--- start ---

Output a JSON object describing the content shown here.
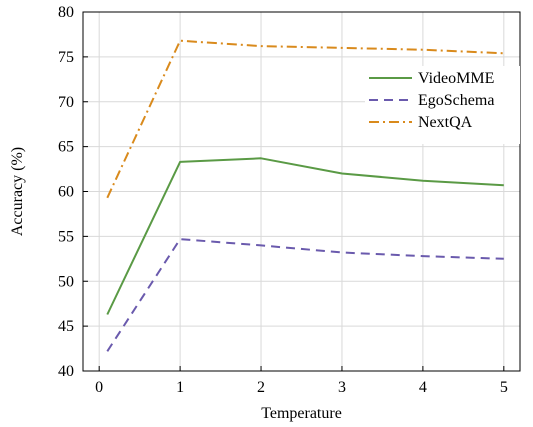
{
  "chart_data": {
    "type": "line",
    "title": "",
    "xlabel": "Temperature",
    "ylabel": "Accuracy (%)",
    "xlim": [
      -0.2,
      5.2
    ],
    "ylim": [
      40,
      80
    ],
    "xticks": [
      0,
      1,
      2,
      3,
      4,
      5
    ],
    "yticks": [
      40,
      45,
      50,
      55,
      60,
      65,
      70,
      75,
      80
    ],
    "grid": true,
    "legend_position": "top-right",
    "x": [
      0.1,
      1,
      2,
      3,
      4,
      5
    ],
    "series": [
      {
        "name": "VideoMME",
        "values": [
          46.3,
          63.3,
          63.7,
          62.0,
          61.2,
          60.7
        ],
        "color": "#5a9a45",
        "style": "solid"
      },
      {
        "name": "EgoSchema",
        "values": [
          42.2,
          54.7,
          54.0,
          53.2,
          52.8,
          52.5
        ],
        "color": "#6a5aad",
        "style": "dashed"
      },
      {
        "name": "NextQA",
        "values": [
          59.3,
          76.8,
          76.2,
          76.0,
          75.8,
          75.4
        ],
        "color": "#d98a1c",
        "style": "dashdot"
      }
    ]
  }
}
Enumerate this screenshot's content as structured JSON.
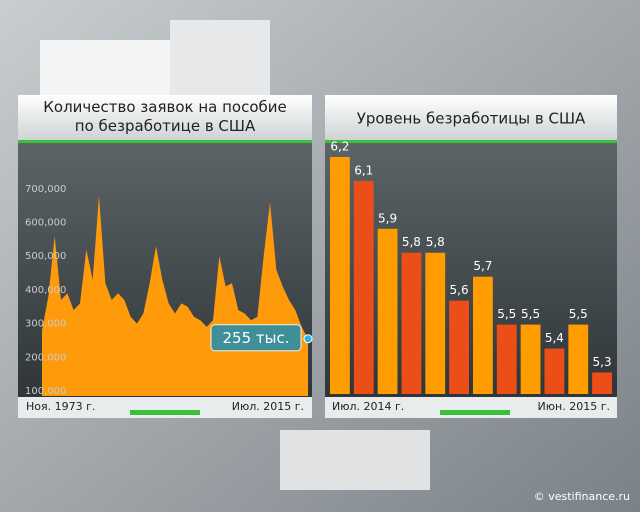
{
  "chart_data": [
    {
      "type": "area",
      "title": "Количество заявок на пособие по безработице в США",
      "color": "#ff9a0a",
      "categories": [
        "Ноя. 1973 г.",
        null,
        null,
        null,
        null,
        null,
        null,
        null,
        null,
        null,
        null,
        null,
        null,
        null,
        null,
        null,
        null,
        null,
        null,
        null,
        null,
        null,
        null,
        null,
        null,
        null,
        null,
        null,
        null,
        null,
        null,
        null,
        null,
        null,
        null,
        null,
        null,
        null,
        null,
        null,
        null,
        null,
        "Июл. 2015 г."
      ],
      "values": [
        280000,
        380000,
        560000,
        370000,
        390000,
        340000,
        360000,
        520000,
        430000,
        680000,
        420000,
        370000,
        390000,
        370000,
        320000,
        300000,
        330000,
        420000,
        530000,
        430000,
        360000,
        330000,
        360000,
        350000,
        320000,
        310000,
        290000,
        310000,
        500000,
        410000,
        420000,
        340000,
        330000,
        310000,
        320000,
        500000,
        660000,
        460000,
        410000,
        370000,
        340000,
        290000,
        255000
      ],
      "ylim": [
        85000,
        830000
      ],
      "yticks": [
        {
          "value": 100000,
          "label": "100,000"
        },
        {
          "value": 200000,
          "label": "200,000"
        },
        {
          "value": 300000,
          "label": "300,000"
        },
        {
          "value": 400000,
          "label": "400,000"
        },
        {
          "value": 500000,
          "label": "500,000"
        },
        {
          "value": 600000,
          "label": "600,000"
        },
        {
          "value": 700000,
          "label": "700,000"
        }
      ],
      "annotation": "255 тыс.",
      "grid": false
    },
    {
      "type": "bar",
      "title": "Уровень безработицы в США",
      "categories": [
        "Июл. 2014 г.",
        null,
        null,
        null,
        null,
        null,
        null,
        null,
        null,
        null,
        null,
        "Июн. 2015 г."
      ],
      "values": [
        6.2,
        6.1,
        5.9,
        5.8,
        5.8,
        5.6,
        5.7,
        5.5,
        5.5,
        5.4,
        5.5,
        5.3
      ],
      "value_labels": [
        "6,2",
        "6,1",
        "5,9",
        "5,8",
        "5,8",
        "5,6",
        "5,7",
        "5,5",
        "5,5",
        "5,4",
        "5,5",
        "5,3"
      ],
      "colors": [
        "#ff9c00",
        "#ec4e18",
        "#ff9c00",
        "#ec4e18",
        "#ff9c00",
        "#ec4e18",
        "#ff9c00",
        "#ec4e18",
        "#ff9c00",
        "#ec4e18",
        "#ff9c00",
        "#ec4e18"
      ],
      "ylim": [
        5.21,
        6.25
      ],
      "grid": false
    }
  ],
  "watermark": "© vestifinance.ru"
}
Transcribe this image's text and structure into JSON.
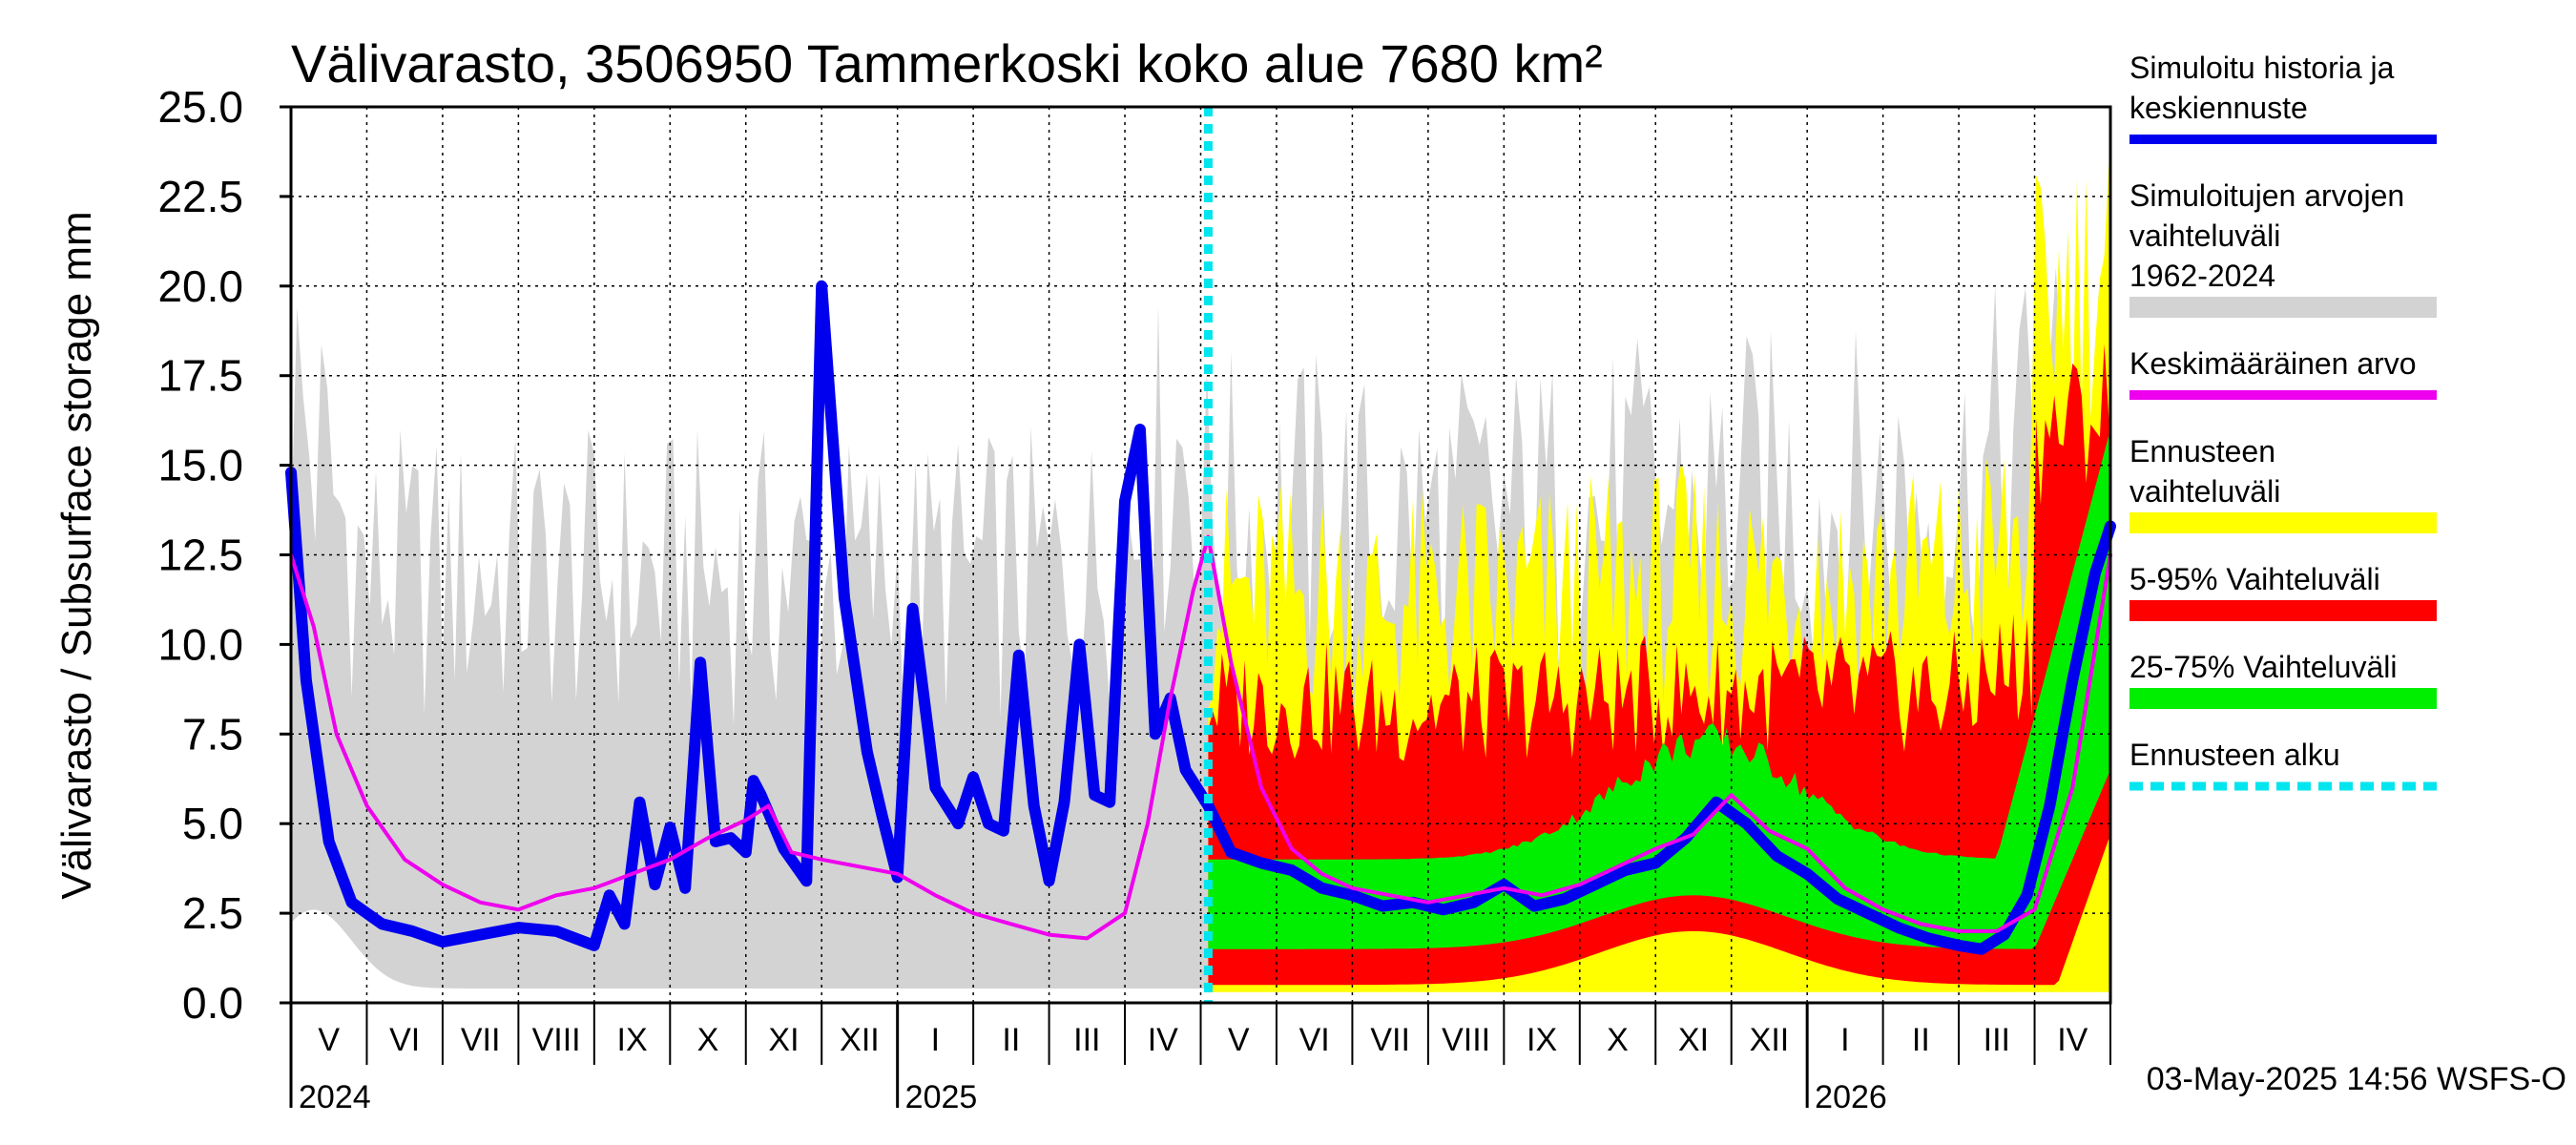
{
  "chart_data": {
    "type": "area",
    "title": "Välivarasto, 3506950 Tammerkoski koko alue 7680 km²",
    "ylabel": "Välivarasto / Subsurface storage  mm",
    "ylim": [
      0,
      25
    ],
    "yticks": [
      "0.0",
      "2.5",
      "5.0",
      "7.5",
      "10.0",
      "12.5",
      "15.0",
      "17.5",
      "20.0",
      "22.5",
      "25.0"
    ],
    "month_labels": [
      "V",
      "VI",
      "VII",
      "VIII",
      "IX",
      "X",
      "XI",
      "XII",
      "I",
      "II",
      "III",
      "IV",
      "V",
      "VI",
      "VII",
      "VIII",
      "IX",
      "X",
      "XI",
      "XII",
      "I",
      "II",
      "III",
      "IV"
    ],
    "year_labels": [
      {
        "label": "2024",
        "month_index": 0
      },
      {
        "label": "2025",
        "month_index": 8
      },
      {
        "label": "2026",
        "month_index": 20
      }
    ],
    "forecast_start_month": 12.1,
    "legend": [
      {
        "label": "Simuloitu historia ja keskiennuste",
        "color": "#0000ee",
        "style": "line"
      },
      {
        "label": "Simuloitujen arvojen vaihteluväli 1962-2024",
        "color": "#d3d3d3",
        "style": "band"
      },
      {
        "label": "Keskimääräinen arvo",
        "color": "#ee00ee",
        "style": "line"
      },
      {
        "label": "Ennusteen vaihteluväli",
        "color": "#ffff00",
        "style": "band"
      },
      {
        "label": "5-95% Vaihteluväli",
        "color": "#ff0000",
        "style": "band"
      },
      {
        "label": "25-75% Vaihteluväli",
        "color": "#00ee00",
        "style": "band"
      },
      {
        "label": "Ennusteen alku",
        "color": "#00e5ee",
        "style": "dashed"
      }
    ],
    "footer": "03-May-2025 14:56 WSFS-O",
    "series": [
      {
        "name": "Simuloitu historia ja keskiennuste",
        "x": [
          0,
          0.2,
          0.5,
          0.8,
          1.2,
          1.6,
          2,
          2.5,
          3,
          3.5,
          4,
          4.2,
          4.4,
          4.6,
          4.8,
          5,
          5.2,
          5.4,
          5.6,
          5.8,
          6,
          6.1,
          6.2,
          6.5,
          6.8,
          7,
          7.3,
          7.6,
          7.8,
          8,
          8.2,
          8.5,
          8.8,
          9,
          9.2,
          9.4,
          9.6,
          9.8,
          10,
          10.2,
          10.4,
          10.6,
          10.8,
          11,
          11.2,
          11.4,
          11.6,
          11.8,
          12.1,
          12.4,
          12.8,
          13.2,
          13.6,
          14,
          14.4,
          14.8,
          15.2,
          15.6,
          16,
          16.4,
          16.8,
          17.2,
          17.6,
          18,
          18.4,
          18.8,
          19.2,
          19.6,
          20,
          20.4,
          20.8,
          21.2,
          21.6,
          22,
          22.3,
          22.6,
          22.9,
          23.2,
          23.5,
          23.8,
          24
        ],
        "values": [
          14.8,
          9.0,
          4.5,
          2.8,
          2.2,
          2.0,
          1.7,
          1.9,
          2.1,
          2.0,
          1.6,
          3.0,
          2.2,
          5.6,
          3.3,
          4.9,
          3.2,
          9.5,
          4.5,
          4.6,
          4.2,
          6.2,
          5.8,
          4.3,
          3.4,
          20.0,
          11.3,
          7.0,
          5.2,
          3.5,
          11.0,
          6.0,
          5.0,
          6.3,
          5.0,
          4.8,
          9.7,
          5.5,
          3.4,
          5.6,
          10.0,
          5.8,
          5.6,
          14.0,
          16.0,
          7.5,
          8.5,
          6.5,
          5.5,
          4.2,
          3.9,
          3.7,
          3.2,
          3.0,
          2.7,
          2.8,
          2.6,
          2.8,
          3.3,
          2.7,
          2.9,
          3.3,
          3.7,
          3.9,
          4.6,
          5.6,
          5.0,
          4.1,
          3.6,
          2.9,
          2.5,
          2.1,
          1.8,
          1.6,
          1.5,
          1.9,
          3.0,
          5.5,
          9.0,
          12.0,
          13.3
        ]
      },
      {
        "name": "Keskimääräinen arvo",
        "x": [
          0,
          0.3,
          0.6,
          1,
          1.5,
          2,
          2.5,
          3,
          3.5,
          4,
          4.5,
          5,
          5.5,
          6,
          6.3,
          6.6,
          7,
          7.5,
          8,
          8.5,
          9,
          9.5,
          10,
          10.5,
          11,
          11.3,
          11.6,
          11.9,
          12.1,
          12.4,
          12.8,
          13.2,
          13.6,
          14,
          14.5,
          15,
          15.5,
          16,
          16.5,
          17,
          17.5,
          18,
          18.5,
          19,
          19.5,
          20,
          20.5,
          21,
          21.5,
          22,
          22.5,
          23,
          23.5,
          24
        ],
        "values": [
          12.5,
          10.5,
          7.5,
          5.5,
          4.0,
          3.3,
          2.8,
          2.6,
          3.0,
          3.2,
          3.6,
          4.0,
          4.6,
          5.1,
          5.5,
          4.2,
          4.0,
          3.8,
          3.6,
          3.0,
          2.5,
          2.2,
          1.9,
          1.8,
          2.5,
          5.0,
          8.5,
          11.5,
          13.0,
          9.5,
          6.0,
          4.3,
          3.6,
          3.2,
          3.0,
          2.8,
          3.0,
          3.2,
          3.0,
          3.3,
          3.8,
          4.3,
          4.7,
          5.8,
          4.8,
          4.3,
          3.2,
          2.6,
          2.2,
          2.0,
          2.0,
          2.6,
          6.0,
          12.5
        ]
      }
    ]
  }
}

--- end ---

** Your instructions **
In the records above, find each line holding "ylabel" and copy it.

** The result **
    "ylabel": "Accuracy (%)",
    "ylabel": "Välivarasto / Subsurface storage  mm",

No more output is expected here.